Your goal –
Using the records below, locate all lines containing "Code" and return them.

Stored items from a collection –

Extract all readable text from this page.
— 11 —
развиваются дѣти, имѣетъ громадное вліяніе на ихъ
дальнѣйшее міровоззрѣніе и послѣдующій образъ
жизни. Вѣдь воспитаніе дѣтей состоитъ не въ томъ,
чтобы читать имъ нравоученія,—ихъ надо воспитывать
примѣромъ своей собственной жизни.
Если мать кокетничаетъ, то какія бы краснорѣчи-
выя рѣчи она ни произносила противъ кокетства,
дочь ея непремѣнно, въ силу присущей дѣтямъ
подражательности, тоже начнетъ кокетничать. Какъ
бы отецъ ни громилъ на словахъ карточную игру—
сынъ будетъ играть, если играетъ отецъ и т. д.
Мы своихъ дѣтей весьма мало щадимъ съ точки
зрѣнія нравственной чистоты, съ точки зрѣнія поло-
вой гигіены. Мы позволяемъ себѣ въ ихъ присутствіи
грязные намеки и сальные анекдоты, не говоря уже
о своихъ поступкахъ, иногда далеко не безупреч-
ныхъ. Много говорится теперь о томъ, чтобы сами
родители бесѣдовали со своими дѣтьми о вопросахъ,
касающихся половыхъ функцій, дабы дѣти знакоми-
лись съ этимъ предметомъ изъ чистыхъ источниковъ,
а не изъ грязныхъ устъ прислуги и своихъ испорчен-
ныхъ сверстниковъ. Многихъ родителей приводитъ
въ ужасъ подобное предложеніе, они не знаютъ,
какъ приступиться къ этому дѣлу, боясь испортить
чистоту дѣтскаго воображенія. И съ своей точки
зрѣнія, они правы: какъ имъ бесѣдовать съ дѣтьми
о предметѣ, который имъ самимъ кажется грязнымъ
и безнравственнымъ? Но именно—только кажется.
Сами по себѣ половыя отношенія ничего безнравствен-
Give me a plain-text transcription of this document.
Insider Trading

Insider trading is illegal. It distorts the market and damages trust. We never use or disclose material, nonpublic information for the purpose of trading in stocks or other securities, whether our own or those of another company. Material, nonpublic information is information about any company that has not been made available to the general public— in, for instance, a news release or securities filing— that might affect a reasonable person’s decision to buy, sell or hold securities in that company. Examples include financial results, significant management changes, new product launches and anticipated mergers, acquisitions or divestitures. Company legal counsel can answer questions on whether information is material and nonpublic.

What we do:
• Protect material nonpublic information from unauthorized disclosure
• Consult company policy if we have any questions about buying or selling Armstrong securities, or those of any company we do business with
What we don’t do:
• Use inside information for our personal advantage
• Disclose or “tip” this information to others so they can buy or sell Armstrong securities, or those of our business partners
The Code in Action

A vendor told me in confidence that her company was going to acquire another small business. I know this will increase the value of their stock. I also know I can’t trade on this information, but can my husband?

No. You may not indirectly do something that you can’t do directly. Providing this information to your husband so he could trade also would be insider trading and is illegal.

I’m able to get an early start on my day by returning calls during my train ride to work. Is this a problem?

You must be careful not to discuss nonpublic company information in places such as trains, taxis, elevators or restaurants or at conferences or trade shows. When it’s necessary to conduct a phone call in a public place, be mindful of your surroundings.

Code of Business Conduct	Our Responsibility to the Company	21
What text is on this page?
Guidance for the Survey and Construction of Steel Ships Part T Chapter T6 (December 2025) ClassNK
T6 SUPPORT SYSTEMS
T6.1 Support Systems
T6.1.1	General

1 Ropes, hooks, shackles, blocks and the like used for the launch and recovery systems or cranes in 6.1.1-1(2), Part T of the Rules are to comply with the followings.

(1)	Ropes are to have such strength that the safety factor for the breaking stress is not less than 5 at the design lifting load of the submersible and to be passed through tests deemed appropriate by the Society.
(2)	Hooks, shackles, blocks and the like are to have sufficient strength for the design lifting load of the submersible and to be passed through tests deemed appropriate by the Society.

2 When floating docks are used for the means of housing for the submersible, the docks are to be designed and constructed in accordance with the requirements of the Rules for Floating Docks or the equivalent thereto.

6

The answer –
The Code in Action
Code of Business Conduct	Our Responsibility to the Company	21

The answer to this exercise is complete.